• Aim of the task:
Repeat the data verbatim.

• Provided material:
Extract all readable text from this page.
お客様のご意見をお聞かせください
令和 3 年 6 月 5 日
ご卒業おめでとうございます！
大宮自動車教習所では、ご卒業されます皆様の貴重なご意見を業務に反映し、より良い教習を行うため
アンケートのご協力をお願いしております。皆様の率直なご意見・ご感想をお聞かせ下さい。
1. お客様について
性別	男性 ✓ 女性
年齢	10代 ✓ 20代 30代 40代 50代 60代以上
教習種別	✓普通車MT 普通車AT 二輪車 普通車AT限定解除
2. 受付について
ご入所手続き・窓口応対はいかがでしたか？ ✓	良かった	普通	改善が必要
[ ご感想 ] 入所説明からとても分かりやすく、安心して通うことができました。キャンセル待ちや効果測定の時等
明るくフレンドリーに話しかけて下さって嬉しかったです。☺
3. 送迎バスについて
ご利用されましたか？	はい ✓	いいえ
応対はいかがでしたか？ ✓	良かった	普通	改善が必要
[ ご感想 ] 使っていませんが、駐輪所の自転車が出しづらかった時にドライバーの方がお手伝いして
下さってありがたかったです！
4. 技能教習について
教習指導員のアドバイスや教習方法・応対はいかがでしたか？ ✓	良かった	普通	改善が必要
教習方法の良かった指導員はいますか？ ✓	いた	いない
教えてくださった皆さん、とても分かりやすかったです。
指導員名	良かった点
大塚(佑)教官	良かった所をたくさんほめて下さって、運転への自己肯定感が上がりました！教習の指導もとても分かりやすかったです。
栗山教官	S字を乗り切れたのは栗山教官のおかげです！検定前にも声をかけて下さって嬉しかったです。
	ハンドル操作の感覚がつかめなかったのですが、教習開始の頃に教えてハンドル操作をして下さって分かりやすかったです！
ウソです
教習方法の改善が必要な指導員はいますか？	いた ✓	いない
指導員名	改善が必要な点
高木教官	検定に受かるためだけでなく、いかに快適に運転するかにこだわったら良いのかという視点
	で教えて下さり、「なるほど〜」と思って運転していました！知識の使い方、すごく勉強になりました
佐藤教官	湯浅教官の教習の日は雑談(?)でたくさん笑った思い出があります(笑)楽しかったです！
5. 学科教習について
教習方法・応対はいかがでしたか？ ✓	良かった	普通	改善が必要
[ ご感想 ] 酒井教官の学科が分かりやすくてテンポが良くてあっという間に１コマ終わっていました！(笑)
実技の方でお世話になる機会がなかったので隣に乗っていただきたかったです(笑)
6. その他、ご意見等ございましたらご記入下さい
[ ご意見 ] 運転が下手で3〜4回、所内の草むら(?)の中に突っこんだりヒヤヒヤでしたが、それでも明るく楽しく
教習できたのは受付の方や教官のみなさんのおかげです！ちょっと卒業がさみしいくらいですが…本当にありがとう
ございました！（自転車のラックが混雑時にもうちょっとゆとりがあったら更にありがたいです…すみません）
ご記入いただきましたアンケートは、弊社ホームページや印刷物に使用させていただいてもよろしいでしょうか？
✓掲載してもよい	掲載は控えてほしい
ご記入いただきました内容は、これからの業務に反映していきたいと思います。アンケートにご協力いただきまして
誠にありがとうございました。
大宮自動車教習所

• Response to the exercise:
Extract all readable text from this page.
お客様のご意見をお聞かせください
令和 3 年 6 月 5 日
ご卒業おめでとうございます！
大宮自動車教習所では、ご卒業されます皆様の貴重なご意見を業務に反映し、より良い教習を行うため
アンケートのご協力をお願いしております。皆様の率直なご意見・ご感想をお聞かせ下さい。
1. お客様について
性別	男性 ✓ 女性
年齢	10代 ✓ 20代 30代 40代 50代 60代以上
教習種別	✓普通車MT 普通車AT 二輪車 普通車AT限定解除
2. 受付について
ご入所手続き・窓口応対はいかがでしたか？ ✓	良かった	普通	改善が必要
[ ご感想 ] 入所説明からとても分かりやすく、安心して通うことができました。キャンセル待ちや効果測定の時等
明るくフレンドリーに話しかけて下さって嬉しかったです。☺
3. 送迎バスについて
ご利用されましたか？	はい ✓	いいえ
応対はいかがでしたか？ ✓	良かった	普通	改善が必要
[ ご感想 ] 使っていませんが、駐輪所の自転車が出しづらかった時にドライバーの方がお手伝いして
下さってありがたかったです！
4. 技能教習について
教習指導員のアドバイスや教習方法・応対はいかがでしたか？ ✓	良かった	普通	改善が必要
教習方法の良かった指導員はいますか？ ✓	いた	いない
教えてくださった皆さん、とても分かりやすかったです。
指導員名	良かった点
大塚(佑)教官	良かった所をたくさんほめて下さって、運転への自己肯定感が上がりました！教習の指導もとても分かりやすかったです。
栗山教官	S字を乗り切れたのは栗山教官のおかげです！検定前にも声をかけて下さって嬉しかったです。
	ハンドル操作の感覚がつかめなかったのですが、教習開始の頃に教えてハンドル操作をして下さって分かりやすかったです！
ウソです
教習方法の改善が必要な指導員はいますか？	いた ✓	いない
指導員名	改善が必要な点
高木教官	検定に受かるためだけでなく、いかに快適に運転するかにこだわったら良いのかという視点
	で教えて下さり、「なるほど〜」と思って運転していました！知識の使い方、すごく勉強になりました
佐藤教官	湯浅教官の教習の日は雑談(?)でたくさん笑った思い出があります(笑)楽しかったです！
5. 学科教習について
教習方法・応対はいかがでしたか？ ✓	良かった	普通	改善が必要
[ ご感想 ] 酒井教官の学科が分かりやすくてテンポが良くてあっという間に１コマ終わっていました！(笑)
実技の方でお世話になる機会がなかったので隣に乗っていただきたかったです(笑)
6. その他、ご意見等ございましたらご記入下さい
[ ご意見 ] 運転が下手で3〜4回、所内の草むら(?)の中に突っこんだりヒヤヒヤでしたが、それでも明るく楽しく
教習できたのは受付の方や教官のみなさんのおかげです！ちょっと卒業がさみしいくらいですが…本当にありがとう
ございました！（自転車のラックが混雑時にもうちょっとゆとりがあったら更にありがたいです…すみません）
ご記入いただきましたアンケートは、弊社ホームページや印刷物に使用させていただいてもよろしいでしょうか？
✓掲載してもよい	掲載は控えてほしい
ご記入いただきました内容は、これからの業務に反映していきたいと思います。アンケートにご協力いただきまして
誠にありがとうございました。
大宮自動車教習所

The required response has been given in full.